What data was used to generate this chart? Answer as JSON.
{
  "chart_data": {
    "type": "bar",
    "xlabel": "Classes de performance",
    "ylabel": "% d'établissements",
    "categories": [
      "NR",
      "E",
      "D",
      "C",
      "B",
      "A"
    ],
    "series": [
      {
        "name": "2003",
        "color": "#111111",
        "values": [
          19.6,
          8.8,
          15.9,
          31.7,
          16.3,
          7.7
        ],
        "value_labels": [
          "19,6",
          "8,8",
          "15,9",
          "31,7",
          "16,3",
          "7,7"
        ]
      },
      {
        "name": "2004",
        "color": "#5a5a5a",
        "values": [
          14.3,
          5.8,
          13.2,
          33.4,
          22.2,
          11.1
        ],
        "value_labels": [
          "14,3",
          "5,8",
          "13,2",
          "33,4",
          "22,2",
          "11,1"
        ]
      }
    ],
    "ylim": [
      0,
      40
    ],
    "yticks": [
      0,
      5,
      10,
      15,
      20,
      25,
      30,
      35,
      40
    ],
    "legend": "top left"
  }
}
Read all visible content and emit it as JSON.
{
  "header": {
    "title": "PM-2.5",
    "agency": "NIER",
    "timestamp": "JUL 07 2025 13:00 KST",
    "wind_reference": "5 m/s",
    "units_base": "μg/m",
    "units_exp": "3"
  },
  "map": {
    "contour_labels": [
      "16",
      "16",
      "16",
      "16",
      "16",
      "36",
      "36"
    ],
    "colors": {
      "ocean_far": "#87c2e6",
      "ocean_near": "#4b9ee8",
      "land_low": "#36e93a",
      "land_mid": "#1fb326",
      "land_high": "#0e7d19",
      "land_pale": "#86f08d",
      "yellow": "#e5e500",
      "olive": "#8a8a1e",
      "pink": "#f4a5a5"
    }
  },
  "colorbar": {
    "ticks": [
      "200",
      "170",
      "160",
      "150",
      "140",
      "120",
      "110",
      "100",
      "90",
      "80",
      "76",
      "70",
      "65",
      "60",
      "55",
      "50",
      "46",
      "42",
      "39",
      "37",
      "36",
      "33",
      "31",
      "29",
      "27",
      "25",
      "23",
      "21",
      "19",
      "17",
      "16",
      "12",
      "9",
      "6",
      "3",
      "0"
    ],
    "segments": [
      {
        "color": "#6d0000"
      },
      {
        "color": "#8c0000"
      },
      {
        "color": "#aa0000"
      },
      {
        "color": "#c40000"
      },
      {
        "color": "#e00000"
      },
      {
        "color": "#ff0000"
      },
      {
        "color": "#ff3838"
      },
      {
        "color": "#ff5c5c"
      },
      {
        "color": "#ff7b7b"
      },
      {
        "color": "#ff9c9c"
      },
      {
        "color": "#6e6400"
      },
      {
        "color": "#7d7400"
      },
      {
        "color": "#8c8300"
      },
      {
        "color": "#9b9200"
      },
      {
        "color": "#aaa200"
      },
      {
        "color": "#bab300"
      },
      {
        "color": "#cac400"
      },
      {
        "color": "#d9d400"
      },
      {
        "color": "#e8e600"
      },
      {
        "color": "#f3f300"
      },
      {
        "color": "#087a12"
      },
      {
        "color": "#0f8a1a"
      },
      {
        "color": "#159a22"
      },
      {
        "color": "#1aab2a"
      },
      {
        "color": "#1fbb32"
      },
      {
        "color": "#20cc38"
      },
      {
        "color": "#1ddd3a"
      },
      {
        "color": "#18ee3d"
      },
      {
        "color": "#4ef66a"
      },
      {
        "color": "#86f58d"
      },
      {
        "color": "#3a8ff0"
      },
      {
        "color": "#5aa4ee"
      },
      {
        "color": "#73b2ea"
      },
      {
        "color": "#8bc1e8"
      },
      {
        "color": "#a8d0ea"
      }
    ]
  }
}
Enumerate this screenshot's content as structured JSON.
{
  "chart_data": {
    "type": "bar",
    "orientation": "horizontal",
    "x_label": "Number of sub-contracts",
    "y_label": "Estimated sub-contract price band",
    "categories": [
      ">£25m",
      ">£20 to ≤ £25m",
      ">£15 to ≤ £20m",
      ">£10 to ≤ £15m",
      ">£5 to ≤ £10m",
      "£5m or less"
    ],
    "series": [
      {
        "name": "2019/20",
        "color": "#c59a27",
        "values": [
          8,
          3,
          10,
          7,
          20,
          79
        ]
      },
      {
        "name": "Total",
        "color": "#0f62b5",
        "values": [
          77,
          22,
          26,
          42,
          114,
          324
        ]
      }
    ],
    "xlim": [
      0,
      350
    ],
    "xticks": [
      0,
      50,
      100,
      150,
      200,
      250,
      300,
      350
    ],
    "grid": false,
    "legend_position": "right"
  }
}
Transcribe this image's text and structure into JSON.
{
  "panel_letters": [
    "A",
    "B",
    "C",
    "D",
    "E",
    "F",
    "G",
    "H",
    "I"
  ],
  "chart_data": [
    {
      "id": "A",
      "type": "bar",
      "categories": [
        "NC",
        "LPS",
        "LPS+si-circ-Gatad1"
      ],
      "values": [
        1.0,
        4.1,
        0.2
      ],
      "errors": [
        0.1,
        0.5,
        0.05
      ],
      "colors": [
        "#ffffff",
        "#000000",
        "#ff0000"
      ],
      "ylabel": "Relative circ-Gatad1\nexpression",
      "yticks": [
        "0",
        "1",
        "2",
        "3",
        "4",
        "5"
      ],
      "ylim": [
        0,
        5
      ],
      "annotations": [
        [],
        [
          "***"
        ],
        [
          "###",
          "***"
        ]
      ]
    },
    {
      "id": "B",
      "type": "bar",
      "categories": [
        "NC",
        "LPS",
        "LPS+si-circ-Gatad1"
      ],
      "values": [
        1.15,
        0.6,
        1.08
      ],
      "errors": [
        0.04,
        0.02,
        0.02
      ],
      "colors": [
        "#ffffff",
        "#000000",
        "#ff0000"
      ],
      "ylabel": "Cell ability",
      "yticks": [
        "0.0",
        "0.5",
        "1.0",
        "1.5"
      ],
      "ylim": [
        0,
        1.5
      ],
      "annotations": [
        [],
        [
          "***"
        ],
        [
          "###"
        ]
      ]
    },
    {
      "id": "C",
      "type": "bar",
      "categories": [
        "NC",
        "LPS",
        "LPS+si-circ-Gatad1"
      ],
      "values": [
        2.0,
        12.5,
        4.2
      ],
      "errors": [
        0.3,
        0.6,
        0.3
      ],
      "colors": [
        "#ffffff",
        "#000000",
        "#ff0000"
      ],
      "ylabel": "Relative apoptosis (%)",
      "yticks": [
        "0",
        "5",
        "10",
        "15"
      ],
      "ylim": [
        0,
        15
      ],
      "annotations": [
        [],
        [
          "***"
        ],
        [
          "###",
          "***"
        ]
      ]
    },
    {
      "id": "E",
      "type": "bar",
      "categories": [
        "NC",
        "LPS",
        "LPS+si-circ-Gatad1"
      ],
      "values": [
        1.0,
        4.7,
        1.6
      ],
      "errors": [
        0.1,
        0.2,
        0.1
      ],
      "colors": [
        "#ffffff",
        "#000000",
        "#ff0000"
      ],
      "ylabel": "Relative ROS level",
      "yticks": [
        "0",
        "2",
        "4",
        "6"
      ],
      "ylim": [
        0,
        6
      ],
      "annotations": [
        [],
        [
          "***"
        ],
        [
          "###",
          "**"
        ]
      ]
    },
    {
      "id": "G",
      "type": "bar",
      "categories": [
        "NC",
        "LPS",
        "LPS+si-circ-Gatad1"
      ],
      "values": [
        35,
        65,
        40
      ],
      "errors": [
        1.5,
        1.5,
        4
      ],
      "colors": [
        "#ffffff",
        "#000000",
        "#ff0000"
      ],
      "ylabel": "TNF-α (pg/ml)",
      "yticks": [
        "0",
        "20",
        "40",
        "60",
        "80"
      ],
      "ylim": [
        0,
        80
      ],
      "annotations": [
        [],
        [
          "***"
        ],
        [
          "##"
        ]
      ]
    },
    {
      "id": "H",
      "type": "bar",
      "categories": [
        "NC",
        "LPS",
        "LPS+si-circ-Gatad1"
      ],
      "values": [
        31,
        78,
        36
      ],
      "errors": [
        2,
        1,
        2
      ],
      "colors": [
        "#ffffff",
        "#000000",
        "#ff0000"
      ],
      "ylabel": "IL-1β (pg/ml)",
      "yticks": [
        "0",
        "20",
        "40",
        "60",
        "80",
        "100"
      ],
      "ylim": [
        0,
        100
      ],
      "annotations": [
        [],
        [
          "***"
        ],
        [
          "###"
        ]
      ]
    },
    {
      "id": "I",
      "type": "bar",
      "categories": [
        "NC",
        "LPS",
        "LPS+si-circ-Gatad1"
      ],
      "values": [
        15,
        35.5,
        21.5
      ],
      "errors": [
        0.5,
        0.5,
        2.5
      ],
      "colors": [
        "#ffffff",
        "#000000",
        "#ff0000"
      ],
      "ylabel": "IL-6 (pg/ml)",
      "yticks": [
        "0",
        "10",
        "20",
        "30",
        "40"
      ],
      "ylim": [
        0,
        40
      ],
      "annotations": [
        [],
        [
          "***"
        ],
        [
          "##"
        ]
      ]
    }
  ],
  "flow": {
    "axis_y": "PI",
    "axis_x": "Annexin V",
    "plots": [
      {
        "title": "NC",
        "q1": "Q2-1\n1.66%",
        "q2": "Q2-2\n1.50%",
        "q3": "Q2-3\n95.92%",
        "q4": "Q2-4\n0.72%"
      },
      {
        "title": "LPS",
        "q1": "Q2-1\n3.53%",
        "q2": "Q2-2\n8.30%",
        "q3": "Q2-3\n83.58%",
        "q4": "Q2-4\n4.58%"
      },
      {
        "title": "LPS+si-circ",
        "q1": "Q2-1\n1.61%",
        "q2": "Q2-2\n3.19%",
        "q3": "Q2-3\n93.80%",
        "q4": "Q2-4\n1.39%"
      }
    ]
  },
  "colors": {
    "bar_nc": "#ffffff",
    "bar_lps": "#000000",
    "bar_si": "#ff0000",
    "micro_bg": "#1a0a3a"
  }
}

* * *

Objective: From the entries, report each line that includes the word "ylabel".

Response for this exercise:
    "ylabel": "% d'établissements",
      "ylabel": "Relative circ-Gatad1\nexpression",
      "ylabel": "Cell ability",
      "ylabel": "Relative apoptosis (%)",
      "ylabel": "Relative ROS level",
      "ylabel": "TNF-α (pg/ml)",
      "ylabel": "IL-1β (pg/ml)",
      "ylabel": "IL-6 (pg/ml)",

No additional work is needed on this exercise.